Set task =>
Using the listing below, report all lines holding the word "this".

####################

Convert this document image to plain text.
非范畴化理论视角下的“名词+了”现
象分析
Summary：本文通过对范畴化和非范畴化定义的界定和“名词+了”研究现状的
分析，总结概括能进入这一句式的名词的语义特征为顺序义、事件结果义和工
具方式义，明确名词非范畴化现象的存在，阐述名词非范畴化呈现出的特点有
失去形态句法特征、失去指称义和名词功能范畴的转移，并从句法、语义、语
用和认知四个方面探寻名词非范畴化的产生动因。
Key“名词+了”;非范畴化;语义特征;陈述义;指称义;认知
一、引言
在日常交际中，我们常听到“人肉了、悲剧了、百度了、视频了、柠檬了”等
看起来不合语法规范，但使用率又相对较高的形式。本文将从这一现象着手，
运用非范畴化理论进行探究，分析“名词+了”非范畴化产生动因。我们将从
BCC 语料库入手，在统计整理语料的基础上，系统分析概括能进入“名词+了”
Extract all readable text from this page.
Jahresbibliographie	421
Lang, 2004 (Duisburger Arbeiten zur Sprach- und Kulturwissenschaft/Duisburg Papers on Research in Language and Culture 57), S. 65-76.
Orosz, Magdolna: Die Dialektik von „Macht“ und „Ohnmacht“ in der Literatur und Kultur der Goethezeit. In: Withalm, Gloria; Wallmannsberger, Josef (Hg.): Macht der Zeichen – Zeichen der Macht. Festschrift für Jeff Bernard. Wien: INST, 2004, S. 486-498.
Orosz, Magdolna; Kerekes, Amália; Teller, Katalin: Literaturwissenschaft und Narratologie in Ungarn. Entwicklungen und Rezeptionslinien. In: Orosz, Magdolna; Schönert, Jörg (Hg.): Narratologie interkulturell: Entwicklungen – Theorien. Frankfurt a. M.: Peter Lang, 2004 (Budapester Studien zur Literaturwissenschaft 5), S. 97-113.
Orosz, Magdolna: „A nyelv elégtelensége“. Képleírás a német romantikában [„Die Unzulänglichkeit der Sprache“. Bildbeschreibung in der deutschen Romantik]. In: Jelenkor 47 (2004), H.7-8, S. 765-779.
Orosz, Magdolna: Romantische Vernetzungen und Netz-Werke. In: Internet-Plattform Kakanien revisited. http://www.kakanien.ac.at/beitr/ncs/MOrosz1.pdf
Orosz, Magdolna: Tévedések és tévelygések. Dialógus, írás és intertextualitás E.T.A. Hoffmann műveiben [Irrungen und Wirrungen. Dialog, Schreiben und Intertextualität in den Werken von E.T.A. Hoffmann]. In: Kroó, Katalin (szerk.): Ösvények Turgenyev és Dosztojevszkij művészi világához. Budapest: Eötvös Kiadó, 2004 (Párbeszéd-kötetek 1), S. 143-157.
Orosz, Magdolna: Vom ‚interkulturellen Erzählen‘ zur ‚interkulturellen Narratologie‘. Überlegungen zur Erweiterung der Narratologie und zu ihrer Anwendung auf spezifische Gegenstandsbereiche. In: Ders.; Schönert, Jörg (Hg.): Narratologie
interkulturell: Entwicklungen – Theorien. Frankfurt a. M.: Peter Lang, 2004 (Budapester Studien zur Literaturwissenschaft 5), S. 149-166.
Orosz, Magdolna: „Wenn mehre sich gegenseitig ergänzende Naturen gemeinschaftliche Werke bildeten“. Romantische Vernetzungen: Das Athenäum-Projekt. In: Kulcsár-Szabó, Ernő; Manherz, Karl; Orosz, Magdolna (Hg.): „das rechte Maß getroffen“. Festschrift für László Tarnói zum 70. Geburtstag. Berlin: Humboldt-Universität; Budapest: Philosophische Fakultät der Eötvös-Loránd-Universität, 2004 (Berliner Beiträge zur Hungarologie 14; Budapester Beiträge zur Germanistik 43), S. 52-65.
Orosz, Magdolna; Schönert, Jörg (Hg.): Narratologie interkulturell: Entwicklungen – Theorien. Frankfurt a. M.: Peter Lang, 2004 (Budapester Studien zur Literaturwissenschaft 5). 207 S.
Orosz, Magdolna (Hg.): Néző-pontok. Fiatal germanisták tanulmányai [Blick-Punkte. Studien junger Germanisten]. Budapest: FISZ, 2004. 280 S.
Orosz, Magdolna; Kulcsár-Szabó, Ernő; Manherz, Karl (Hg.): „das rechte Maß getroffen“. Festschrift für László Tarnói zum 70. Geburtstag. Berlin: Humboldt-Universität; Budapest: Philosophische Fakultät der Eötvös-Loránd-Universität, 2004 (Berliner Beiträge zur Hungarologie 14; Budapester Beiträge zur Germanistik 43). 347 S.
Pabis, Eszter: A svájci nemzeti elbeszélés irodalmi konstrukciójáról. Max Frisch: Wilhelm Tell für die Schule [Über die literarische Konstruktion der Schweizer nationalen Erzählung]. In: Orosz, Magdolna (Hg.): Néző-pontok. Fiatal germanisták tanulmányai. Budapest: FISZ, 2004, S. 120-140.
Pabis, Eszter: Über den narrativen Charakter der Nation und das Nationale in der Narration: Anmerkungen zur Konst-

####################

The answer =>
Convert this document image to plain text.
Extract all readable text from this page.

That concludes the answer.